═════ Input rows ═════

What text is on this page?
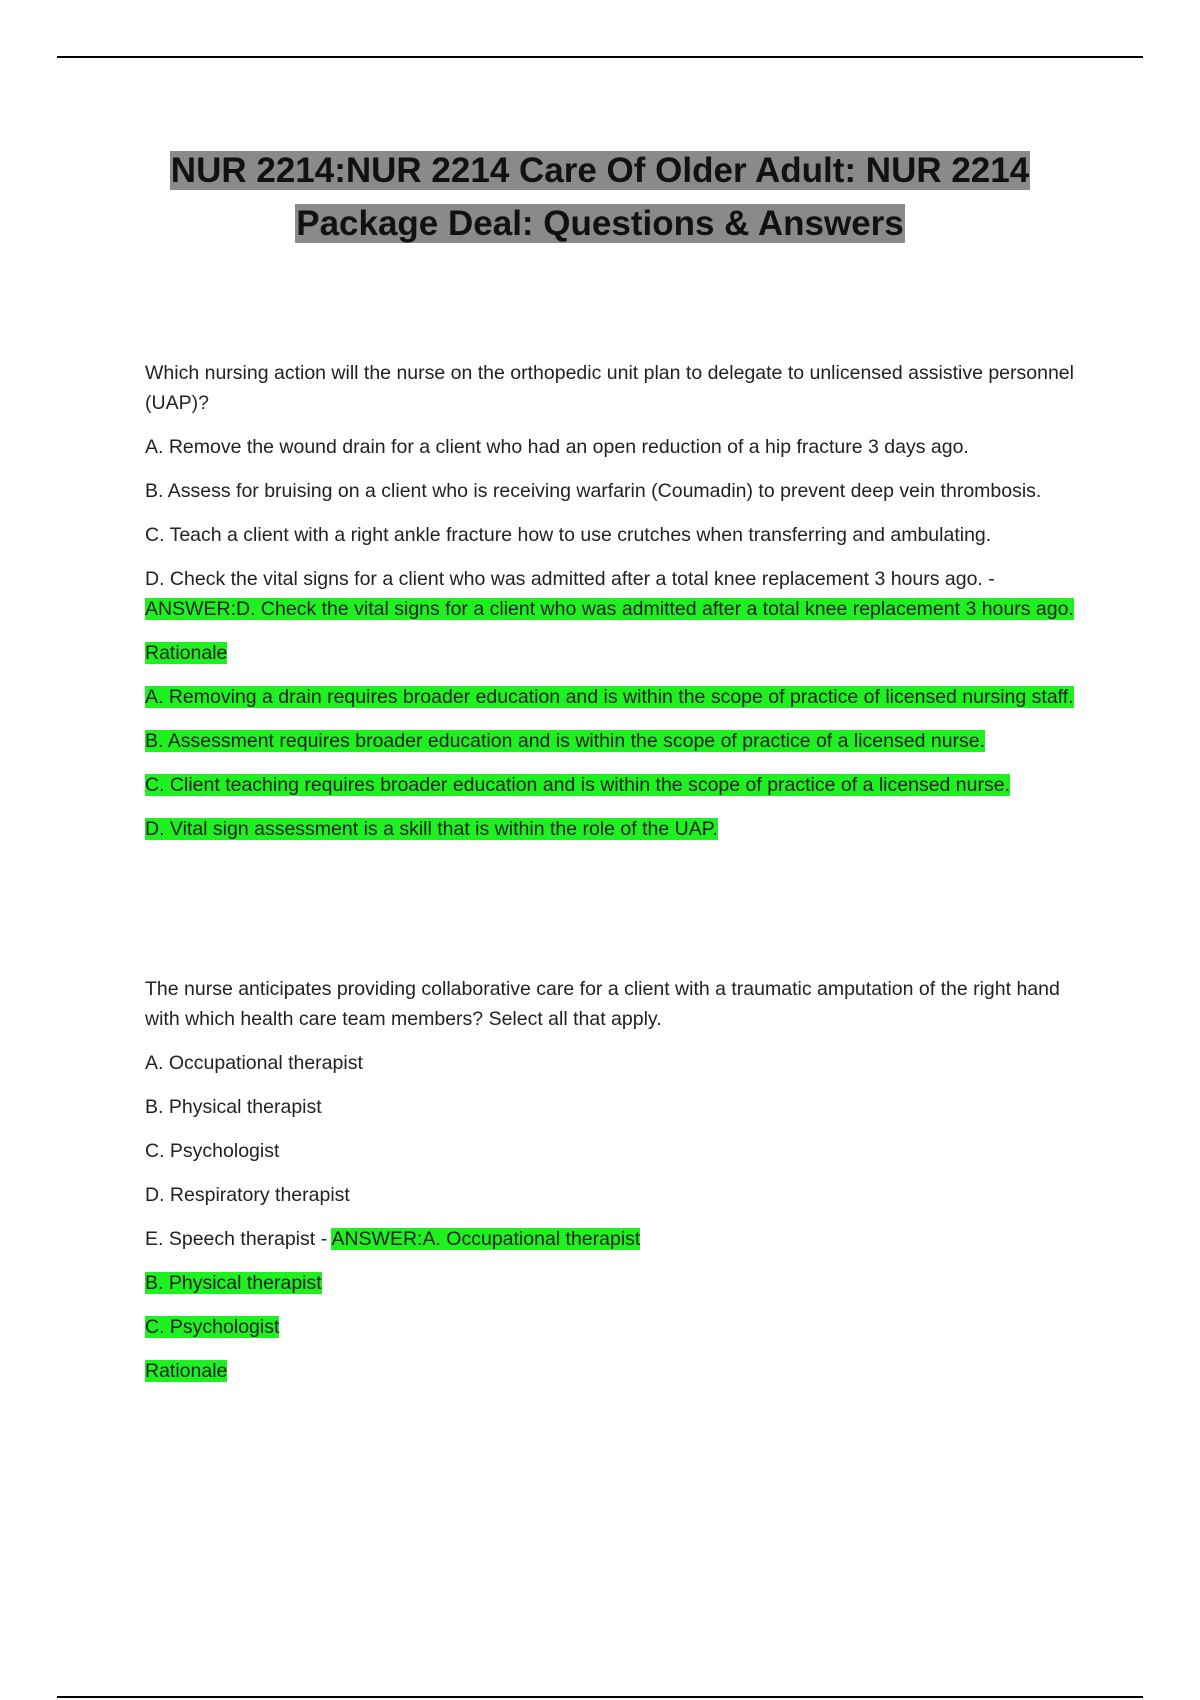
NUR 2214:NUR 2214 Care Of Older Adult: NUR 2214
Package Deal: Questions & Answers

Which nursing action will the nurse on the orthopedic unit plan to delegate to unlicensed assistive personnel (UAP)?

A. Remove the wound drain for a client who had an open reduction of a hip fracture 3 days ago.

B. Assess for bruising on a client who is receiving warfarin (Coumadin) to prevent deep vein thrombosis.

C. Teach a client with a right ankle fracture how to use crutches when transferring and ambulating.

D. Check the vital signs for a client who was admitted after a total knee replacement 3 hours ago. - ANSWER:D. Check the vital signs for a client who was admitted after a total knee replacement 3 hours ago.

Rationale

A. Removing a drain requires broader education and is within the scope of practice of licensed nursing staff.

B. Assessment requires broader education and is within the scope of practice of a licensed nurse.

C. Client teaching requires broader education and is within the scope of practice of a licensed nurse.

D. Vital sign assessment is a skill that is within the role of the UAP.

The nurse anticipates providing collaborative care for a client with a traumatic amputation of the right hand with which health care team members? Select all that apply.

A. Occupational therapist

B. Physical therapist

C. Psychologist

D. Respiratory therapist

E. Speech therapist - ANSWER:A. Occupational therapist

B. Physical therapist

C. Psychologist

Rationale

═════

> **Your instructions**:
Except for the pictures, copy the material above exactly.

> **Output**:
What text is on this page?
NUR 2214:NUR 2214 Care Of Older Adult: NUR 2214
Package Deal: Questions & Answers

Which nursing action will the nurse on the orthopedic unit plan to delegate to unlicensed assistive personnel (UAP)?

A. Remove the wound drain for a client who had an open reduction of a hip fracture 3 days ago.

B. Assess for bruising on a client who is receiving warfarin (Coumadin) to prevent deep vein thrombosis.

C. Teach a client with a right ankle fracture how to use crutches when transferring and ambulating.

D. Check the vital signs for a client who was admitted after a total knee replacement 3 hours ago. - ANSWER:D. Check the vital signs for a client who was admitted after a total knee replacement 3 hours ago.

Rationale

A. Removing a drain requires broader education and is within the scope of practice of licensed nursing staff.

B. Assessment requires broader education and is within the scope of practice of a licensed nurse.

C. Client teaching requires broader education and is within the scope of practice of a licensed nurse.

D. Vital sign assessment is a skill that is within the role of the UAP.

The nurse anticipates providing collaborative care for a client with a traumatic amputation of the right hand with which health care team members? Select all that apply.

A. Occupational therapist

B. Physical therapist

C. Psychologist

D. Respiratory therapist

E. Speech therapist - ANSWER:A. Occupational therapist

B. Physical therapist

C. Psychologist

Rationale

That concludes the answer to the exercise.